>> BEGIN Records

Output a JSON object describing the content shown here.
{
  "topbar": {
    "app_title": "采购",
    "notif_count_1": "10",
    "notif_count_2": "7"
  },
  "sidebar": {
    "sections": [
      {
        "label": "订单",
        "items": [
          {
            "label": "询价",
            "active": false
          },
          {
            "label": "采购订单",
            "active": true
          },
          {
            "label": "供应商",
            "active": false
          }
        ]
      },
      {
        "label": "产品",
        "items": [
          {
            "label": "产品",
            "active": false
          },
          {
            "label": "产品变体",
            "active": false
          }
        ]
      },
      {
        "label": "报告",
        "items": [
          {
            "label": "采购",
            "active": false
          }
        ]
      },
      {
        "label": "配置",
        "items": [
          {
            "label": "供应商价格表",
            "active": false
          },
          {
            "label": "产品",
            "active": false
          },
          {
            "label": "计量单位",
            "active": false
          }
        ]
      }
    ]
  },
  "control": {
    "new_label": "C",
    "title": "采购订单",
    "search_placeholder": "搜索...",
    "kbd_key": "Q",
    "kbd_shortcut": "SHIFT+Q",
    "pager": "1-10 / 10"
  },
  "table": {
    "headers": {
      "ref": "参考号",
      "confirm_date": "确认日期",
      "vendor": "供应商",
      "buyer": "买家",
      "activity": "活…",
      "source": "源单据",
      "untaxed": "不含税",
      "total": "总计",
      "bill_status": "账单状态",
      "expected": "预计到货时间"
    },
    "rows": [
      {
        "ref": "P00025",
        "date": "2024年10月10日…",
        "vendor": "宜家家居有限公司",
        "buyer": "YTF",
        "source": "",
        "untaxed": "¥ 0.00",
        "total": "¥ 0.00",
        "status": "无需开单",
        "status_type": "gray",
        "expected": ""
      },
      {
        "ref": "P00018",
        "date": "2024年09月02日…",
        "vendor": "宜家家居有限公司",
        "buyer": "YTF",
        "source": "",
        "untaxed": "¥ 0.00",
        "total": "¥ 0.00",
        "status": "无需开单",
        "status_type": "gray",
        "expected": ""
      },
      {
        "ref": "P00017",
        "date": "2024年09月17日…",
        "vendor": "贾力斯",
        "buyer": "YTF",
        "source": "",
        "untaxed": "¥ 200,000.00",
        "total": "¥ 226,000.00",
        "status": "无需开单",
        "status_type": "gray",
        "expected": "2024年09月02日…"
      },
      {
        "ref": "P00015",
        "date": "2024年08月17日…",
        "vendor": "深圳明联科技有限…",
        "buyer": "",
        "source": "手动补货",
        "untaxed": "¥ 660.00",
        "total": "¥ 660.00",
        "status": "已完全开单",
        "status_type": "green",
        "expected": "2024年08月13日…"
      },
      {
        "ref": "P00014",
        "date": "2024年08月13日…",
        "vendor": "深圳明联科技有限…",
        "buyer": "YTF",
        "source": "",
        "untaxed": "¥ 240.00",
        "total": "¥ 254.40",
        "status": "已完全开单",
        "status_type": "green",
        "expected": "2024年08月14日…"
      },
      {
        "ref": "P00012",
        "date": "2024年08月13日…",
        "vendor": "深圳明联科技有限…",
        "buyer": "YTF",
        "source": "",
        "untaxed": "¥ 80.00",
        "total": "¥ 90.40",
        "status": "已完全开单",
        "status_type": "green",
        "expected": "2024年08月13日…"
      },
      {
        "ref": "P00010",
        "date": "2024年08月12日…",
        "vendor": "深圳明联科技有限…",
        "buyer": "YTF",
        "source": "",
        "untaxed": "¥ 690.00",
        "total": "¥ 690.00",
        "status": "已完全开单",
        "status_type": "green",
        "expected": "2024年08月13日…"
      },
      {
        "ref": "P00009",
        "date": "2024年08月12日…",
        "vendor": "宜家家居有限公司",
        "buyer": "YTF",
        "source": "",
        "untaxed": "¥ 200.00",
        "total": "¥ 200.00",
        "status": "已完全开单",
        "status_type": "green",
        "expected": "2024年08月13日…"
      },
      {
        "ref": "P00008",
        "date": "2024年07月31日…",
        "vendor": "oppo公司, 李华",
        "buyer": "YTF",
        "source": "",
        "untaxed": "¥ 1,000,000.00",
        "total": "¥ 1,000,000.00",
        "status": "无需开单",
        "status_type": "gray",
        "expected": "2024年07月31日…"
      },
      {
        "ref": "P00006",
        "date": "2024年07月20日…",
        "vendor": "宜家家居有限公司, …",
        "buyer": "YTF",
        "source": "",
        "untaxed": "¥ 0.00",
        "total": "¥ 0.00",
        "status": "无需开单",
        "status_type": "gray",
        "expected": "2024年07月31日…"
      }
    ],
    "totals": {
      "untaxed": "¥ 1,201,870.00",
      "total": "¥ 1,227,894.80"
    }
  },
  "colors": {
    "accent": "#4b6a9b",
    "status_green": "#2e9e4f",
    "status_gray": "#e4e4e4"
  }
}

>> END Records

▶ _Task directions_
Extract, word for word, each line of the listing above.

▶ _Reply to the task_
Output a JSON object describing the content shown here.
{
  "topbar": {
    "app_title": "采购",
    "notif_count_1": "10",
    "notif_count_2": "7"
  },
  "sidebar": {
    "sections": [
      {
        "label": "订单",
        "items": [
          {
            "label": "询价",
            "active": false
          },
          {
            "label": "采购订单",
            "active": true
          },
          {
            "label": "供应商",
            "active": false
          }
        ]
      },
      {
        "label": "产品",
        "items": [
          {
            "label": "产品",
            "active": false
          },
          {
            "label": "产品变体",
            "active": false
          }
        ]
      },
      {
        "label": "报告",
        "items": [
          {
            "label": "采购",
            "active": false
          }
        ]
      },
      {
        "label": "配置",
        "items": [
          {
            "label": "供应商价格表",
            "active": false
          },
          {
            "label": "产品",
            "active": false
          },
          {
            "label": "计量单位",
            "active": false
          }
        ]
      }
    ]
  },
  "control": {
    "new_label": "C",
    "title": "采购订单",
    "search_placeholder": "搜索...",
    "kbd_key": "Q",
    "kbd_shortcut": "SHIFT+Q",
    "pager": "1-10 / 10"
  },
  "table": {
    "headers": {
      "ref": "参考号",
      "confirm_date": "确认日期",
      "vendor": "供应商",
      "buyer": "买家",
      "activity": "活…",
      "source": "源单据",
      "untaxed": "不含税",
      "total": "总计",
      "bill_status": "账单状态",
      "expected": "预计到货时间"
    },
    "rows": [
      {
        "ref": "P00025",
        "date": "2024年10月10日…",
        "vendor": "宜家家居有限公司",
        "buyer": "YTF",
        "source": "",
        "untaxed": "¥ 0.00",
        "total": "¥ 0.00",
        "status": "无需开单",
        "status_type": "gray",
        "expected": ""
      },
      {
        "ref": "P00018",
        "date": "2024年09月02日…",
        "vendor": "宜家家居有限公司",
        "buyer": "YTF",
        "source": "",
        "untaxed": "¥ 0.00",
        "total": "¥ 0.00",
        "status": "无需开单",
        "status_type": "gray",
        "expected": ""
      },
      {
        "ref": "P00017",
        "date": "2024年09月17日…",
        "vendor": "贾力斯",
        "buyer": "YTF",
        "source": "",
        "untaxed": "¥ 200,000.00",
        "total": "¥ 226,000.00",
        "status": "无需开单",
        "status_type": "gray",
        "expected": "2024年09月02日…"
      },
      {
        "ref": "P00015",
        "date": "2024年08月17日…",
        "vendor": "深圳明联科技有限…",
        "buyer": "",
        "source": "手动补货",
        "untaxed": "¥ 660.00",
        "total": "¥ 660.00",
        "status": "已完全开单",
        "status_type": "green",
        "expected": "2024年08月13日…"
      },
      {
        "ref": "P00014",
        "date": "2024年08月13日…",
        "vendor": "深圳明联科技有限…",
        "buyer": "YTF",
        "source": "",
        "untaxed": "¥ 240.00",
        "total": "¥ 254.40",
        "status": "已完全开单",
        "status_type": "green",
        "expected": "2024年08月14日…"
      },
      {
        "ref": "P00012",
        "date": "2024年08月13日…",
        "vendor": "深圳明联科技有限…",
        "buyer": "YTF",
        "source": "",
        "untaxed": "¥ 80.00",
        "total": "¥ 90.40",
        "status": "已完全开单",
        "status_type": "green",
        "expected": "2024年08月13日…"
      },
      {
        "ref": "P00010",
        "date": "2024年08月12日…",
        "vendor": "深圳明联科技有限…",
        "buyer": "YTF",
        "source": "",
        "untaxed": "¥ 690.00",
        "total": "¥ 690.00",
        "status": "已完全开单",
        "status_type": "green",
        "expected": "2024年08月13日…"
      },
      {
        "ref": "P00009",
        "date": "2024年08月12日…",
        "vendor": "宜家家居有限公司",
        "buyer": "YTF",
        "source": "",
        "untaxed": "¥ 200.00",
        "total": "¥ 200.00",
        "status": "已完全开单",
        "status_type": "green",
        "expected": "2024年08月13日…"
      },
      {
        "ref": "P00008",
        "date": "2024年07月31日…",
        "vendor": "oppo公司, 李华",
        "buyer": "YTF",
        "source": "",
        "untaxed": "¥ 1,000,000.00",
        "total": "¥ 1,000,000.00",
        "status": "无需开单",
        "status_type": "gray",
        "expected": "2024年07月31日…"
      },
      {
        "ref": "P00006",
        "date": "2024年07月20日…",
        "vendor": "宜家家居有限公司, …",
        "buyer": "YTF",
        "source": "",
        "untaxed": "¥ 0.00",
        "total": "¥ 0.00",
        "status": "无需开单",
        "status_type": "gray",
        "expected": "2024年07月31日…"
      }
    ],
    "totals": {
      "untaxed": "¥ 1,201,870.00",
      "total": "¥ 1,227,894.80"
    }
  },
  "colors": {
    "accent": "#4b6a9b",
    "status_green": "#2e9e4f",
    "status_gray": "#e4e4e4"
  }
}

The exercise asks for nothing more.